__Work to do__
Write the material out again exactly.

* * * *

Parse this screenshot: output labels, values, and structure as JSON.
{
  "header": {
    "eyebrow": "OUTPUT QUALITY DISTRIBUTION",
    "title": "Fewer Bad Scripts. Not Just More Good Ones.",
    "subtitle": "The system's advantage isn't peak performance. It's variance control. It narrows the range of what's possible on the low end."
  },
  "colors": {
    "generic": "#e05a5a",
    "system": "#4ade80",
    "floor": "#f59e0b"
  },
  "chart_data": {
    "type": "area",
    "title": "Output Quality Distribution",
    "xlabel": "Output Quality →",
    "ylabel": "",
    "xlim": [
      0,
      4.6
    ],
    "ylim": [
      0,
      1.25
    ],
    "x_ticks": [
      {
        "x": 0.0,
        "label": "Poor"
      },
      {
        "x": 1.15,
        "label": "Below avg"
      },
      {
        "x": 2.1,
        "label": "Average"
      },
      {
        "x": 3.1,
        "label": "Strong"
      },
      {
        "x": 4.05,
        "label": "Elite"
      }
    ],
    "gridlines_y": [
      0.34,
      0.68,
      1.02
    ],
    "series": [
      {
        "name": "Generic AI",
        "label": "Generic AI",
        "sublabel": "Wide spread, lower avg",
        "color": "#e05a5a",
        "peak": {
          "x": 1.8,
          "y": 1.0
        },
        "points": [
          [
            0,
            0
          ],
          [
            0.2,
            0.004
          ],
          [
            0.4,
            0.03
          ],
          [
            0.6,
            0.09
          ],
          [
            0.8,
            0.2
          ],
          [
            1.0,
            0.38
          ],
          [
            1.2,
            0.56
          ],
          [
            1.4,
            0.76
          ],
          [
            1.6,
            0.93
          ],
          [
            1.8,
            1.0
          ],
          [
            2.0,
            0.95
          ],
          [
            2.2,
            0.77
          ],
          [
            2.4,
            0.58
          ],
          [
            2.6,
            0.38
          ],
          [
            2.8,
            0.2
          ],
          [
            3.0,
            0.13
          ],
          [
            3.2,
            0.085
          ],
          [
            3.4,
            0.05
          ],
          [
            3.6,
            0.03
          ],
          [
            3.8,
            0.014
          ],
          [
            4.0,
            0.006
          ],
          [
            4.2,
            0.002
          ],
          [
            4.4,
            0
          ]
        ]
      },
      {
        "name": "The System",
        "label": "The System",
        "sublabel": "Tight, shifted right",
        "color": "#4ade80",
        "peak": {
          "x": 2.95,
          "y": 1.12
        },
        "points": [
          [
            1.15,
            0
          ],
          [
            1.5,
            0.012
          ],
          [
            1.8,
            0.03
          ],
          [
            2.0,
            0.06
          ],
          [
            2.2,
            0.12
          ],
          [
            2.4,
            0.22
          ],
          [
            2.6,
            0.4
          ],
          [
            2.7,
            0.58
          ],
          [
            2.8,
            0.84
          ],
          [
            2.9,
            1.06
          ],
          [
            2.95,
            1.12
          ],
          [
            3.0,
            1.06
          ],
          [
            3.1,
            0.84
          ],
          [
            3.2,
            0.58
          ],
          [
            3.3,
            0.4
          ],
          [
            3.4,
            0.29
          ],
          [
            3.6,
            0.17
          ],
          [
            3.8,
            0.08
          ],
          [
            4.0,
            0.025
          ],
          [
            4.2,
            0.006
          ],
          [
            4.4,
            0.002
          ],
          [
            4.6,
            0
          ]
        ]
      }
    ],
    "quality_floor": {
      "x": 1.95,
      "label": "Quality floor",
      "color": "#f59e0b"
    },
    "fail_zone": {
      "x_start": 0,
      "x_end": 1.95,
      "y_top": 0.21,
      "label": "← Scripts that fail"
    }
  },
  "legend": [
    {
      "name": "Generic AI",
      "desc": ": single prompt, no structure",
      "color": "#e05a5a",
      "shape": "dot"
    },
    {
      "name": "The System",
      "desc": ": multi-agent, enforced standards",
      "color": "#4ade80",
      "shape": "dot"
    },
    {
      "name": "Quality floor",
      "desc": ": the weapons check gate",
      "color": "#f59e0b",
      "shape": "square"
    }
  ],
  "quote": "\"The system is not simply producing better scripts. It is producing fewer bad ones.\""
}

* * * *

__Answer in full__
Parse this screenshot: output labels, values, and structure as JSON.
{
  "header": {
    "eyebrow": "OUTPUT QUALITY DISTRIBUTION",
    "title": "Fewer Bad Scripts. Not Just More Good Ones.",
    "subtitle": "The system's advantage isn't peak performance. It's variance control. It narrows the range of what's possible on the low end."
  },
  "colors": {
    "generic": "#e05a5a",
    "system": "#4ade80",
    "floor": "#f59e0b"
  },
  "chart_data": {
    "type": "area",
    "title": "Output Quality Distribution",
    "xlabel": "Output Quality →",
    "ylabel": "",
    "xlim": [
      0,
      4.6
    ],
    "ylim": [
      0,
      1.25
    ],
    "x_ticks": [
      {
        "x": 0.0,
        "label": "Poor"
      },
      {
        "x": 1.15,
        "label": "Below avg"
      },
      {
        "x": 2.1,
        "label": "Average"
      },
      {
        "x": 3.1,
        "label": "Strong"
      },
      {
        "x": 4.05,
        "label": "Elite"
      }
    ],
    "gridlines_y": [
      0.34,
      0.68,
      1.02
    ],
    "series": [
      {
        "name": "Generic AI",
        "label": "Generic AI",
        "sublabel": "Wide spread, lower avg",
        "color": "#e05a5a",
        "peak": {
          "x": 1.8,
          "y": 1.0
        },
        "points": [
          [
            0,
            0
          ],
          [
            0.2,
            0.004
          ],
          [
            0.4,
            0.03
          ],
          [
            0.6,
            0.09
          ],
          [
            0.8,
            0.2
          ],
          [
            1.0,
            0.38
          ],
          [
            1.2,
            0.56
          ],
          [
            1.4,
            0.76
          ],
          [
            1.6,
            0.93
          ],
          [
            1.8,
            1.0
          ],
          [
            2.0,
            0.95
          ],
          [
            2.2,
            0.77
          ],
          [
            2.4,
            0.58
          ],
          [
            2.6,
            0.38
          ],
          [
            2.8,
            0.2
          ],
          [
            3.0,
            0.13
          ],
          [
            3.2,
            0.085
          ],
          [
            3.4,
            0.05
          ],
          [
            3.6,
            0.03
          ],
          [
            3.8,
            0.014
          ],
          [
            4.0,
            0.006
          ],
          [
            4.2,
            0.002
          ],
          [
            4.4,
            0
          ]
        ]
      },
      {
        "name": "The System",
        "label": "The System",
        "sublabel": "Tight, shifted right",
        "color": "#4ade80",
        "peak": {
          "x": 2.95,
          "y": 1.12
        },
        "points": [
          [
            1.15,
            0
          ],
          [
            1.5,
            0.012
          ],
          [
            1.8,
            0.03
          ],
          [
            2.0,
            0.06
          ],
          [
            2.2,
            0.12
          ],
          [
            2.4,
            0.22
          ],
          [
            2.6,
            0.4
          ],
          [
            2.7,
            0.58
          ],
          [
            2.8,
            0.84
          ],
          [
            2.9,
            1.06
          ],
          [
            2.95,
            1.12
          ],
          [
            3.0,
            1.06
          ],
          [
            3.1,
            0.84
          ],
          [
            3.2,
            0.58
          ],
          [
            3.3,
            0.4
          ],
          [
            3.4,
            0.29
          ],
          [
            3.6,
            0.17
          ],
          [
            3.8,
            0.08
          ],
          [
            4.0,
            0.025
          ],
          [
            4.2,
            0.006
          ],
          [
            4.4,
            0.002
          ],
          [
            4.6,
            0
          ]
        ]
      }
    ],
    "quality_floor": {
      "x": 1.95,
      "label": "Quality floor",
      "color": "#f59e0b"
    },
    "fail_zone": {
      "x_start": 0,
      "x_end": 1.95,
      "y_top": 0.21,
      "label": "← Scripts that fail"
    }
  },
  "legend": [
    {
      "name": "Generic AI",
      "desc": ": single prompt, no structure",
      "color": "#e05a5a",
      "shape": "dot"
    },
    {
      "name": "The System",
      "desc": ": multi-agent, enforced standards",
      "color": "#4ade80",
      "shape": "dot"
    },
    {
      "name": "Quality floor",
      "desc": ": the weapons check gate",
      "color": "#f59e0b",
      "shape": "square"
    }
  ],
  "quote": "\"The system is not simply producing better scripts. It is producing fewer bad ones.\""
}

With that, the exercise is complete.